>>
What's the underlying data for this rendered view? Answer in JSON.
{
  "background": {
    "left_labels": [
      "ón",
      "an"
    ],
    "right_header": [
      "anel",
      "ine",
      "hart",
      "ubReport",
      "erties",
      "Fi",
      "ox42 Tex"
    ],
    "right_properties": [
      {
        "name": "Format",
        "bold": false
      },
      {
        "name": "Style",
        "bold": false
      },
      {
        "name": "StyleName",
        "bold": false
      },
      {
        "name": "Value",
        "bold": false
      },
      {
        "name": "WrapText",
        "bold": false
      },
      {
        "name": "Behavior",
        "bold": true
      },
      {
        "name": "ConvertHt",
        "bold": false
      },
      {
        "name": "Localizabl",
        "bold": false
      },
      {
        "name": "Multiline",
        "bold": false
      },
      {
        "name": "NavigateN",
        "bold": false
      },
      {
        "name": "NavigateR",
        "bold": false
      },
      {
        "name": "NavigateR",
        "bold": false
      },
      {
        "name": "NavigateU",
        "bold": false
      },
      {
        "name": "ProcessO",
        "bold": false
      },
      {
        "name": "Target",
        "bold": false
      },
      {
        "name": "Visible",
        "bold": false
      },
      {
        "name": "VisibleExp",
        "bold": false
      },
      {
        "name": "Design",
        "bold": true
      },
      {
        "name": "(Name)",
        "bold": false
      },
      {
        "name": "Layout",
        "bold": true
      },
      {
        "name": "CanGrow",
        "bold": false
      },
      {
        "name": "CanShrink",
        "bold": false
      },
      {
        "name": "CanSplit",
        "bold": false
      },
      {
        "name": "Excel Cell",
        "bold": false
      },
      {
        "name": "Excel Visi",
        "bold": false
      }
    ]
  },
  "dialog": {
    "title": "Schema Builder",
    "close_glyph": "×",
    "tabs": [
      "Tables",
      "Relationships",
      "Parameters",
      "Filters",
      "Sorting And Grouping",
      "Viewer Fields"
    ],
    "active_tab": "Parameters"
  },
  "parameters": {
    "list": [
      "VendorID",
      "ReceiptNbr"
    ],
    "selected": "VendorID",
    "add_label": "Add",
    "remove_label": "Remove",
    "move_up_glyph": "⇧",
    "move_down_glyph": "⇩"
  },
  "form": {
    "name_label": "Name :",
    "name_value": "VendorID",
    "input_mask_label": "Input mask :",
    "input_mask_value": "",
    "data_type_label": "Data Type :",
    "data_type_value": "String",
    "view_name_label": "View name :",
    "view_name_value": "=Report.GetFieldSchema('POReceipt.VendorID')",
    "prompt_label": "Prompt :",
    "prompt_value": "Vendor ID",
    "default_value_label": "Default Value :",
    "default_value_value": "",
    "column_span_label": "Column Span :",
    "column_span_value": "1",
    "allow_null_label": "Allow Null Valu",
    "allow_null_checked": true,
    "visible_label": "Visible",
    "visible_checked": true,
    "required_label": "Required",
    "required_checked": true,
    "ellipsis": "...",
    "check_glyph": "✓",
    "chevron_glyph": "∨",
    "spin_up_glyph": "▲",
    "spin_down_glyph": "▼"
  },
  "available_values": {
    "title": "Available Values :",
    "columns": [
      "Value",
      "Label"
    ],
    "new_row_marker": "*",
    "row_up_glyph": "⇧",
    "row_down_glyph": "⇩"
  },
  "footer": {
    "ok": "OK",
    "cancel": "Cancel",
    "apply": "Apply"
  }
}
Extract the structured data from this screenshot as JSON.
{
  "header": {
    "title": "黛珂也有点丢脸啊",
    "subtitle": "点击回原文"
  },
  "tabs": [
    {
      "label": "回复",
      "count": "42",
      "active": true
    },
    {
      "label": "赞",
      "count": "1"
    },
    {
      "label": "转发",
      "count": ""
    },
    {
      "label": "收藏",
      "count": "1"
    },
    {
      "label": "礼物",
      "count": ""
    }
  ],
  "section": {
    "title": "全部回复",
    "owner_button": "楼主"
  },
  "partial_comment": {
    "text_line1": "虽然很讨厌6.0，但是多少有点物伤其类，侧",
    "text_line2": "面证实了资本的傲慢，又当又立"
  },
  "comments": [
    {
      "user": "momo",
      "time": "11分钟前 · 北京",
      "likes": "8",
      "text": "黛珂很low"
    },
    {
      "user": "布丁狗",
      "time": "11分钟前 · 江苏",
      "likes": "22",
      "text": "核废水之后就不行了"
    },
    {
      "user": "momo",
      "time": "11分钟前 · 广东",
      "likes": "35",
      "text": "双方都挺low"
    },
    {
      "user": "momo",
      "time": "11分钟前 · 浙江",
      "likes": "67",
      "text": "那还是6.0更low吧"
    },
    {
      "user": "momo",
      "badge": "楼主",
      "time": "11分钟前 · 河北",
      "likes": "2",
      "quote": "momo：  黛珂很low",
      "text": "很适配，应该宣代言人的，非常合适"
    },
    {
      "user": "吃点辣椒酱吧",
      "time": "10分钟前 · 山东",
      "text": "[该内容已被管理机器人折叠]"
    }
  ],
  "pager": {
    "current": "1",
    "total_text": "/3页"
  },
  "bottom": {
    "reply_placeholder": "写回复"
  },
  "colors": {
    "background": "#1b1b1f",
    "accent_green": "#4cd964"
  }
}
<<
Work to do:
Report how many lines of the listing hold the string "likes", giving only the number.

Output for this exercise:
5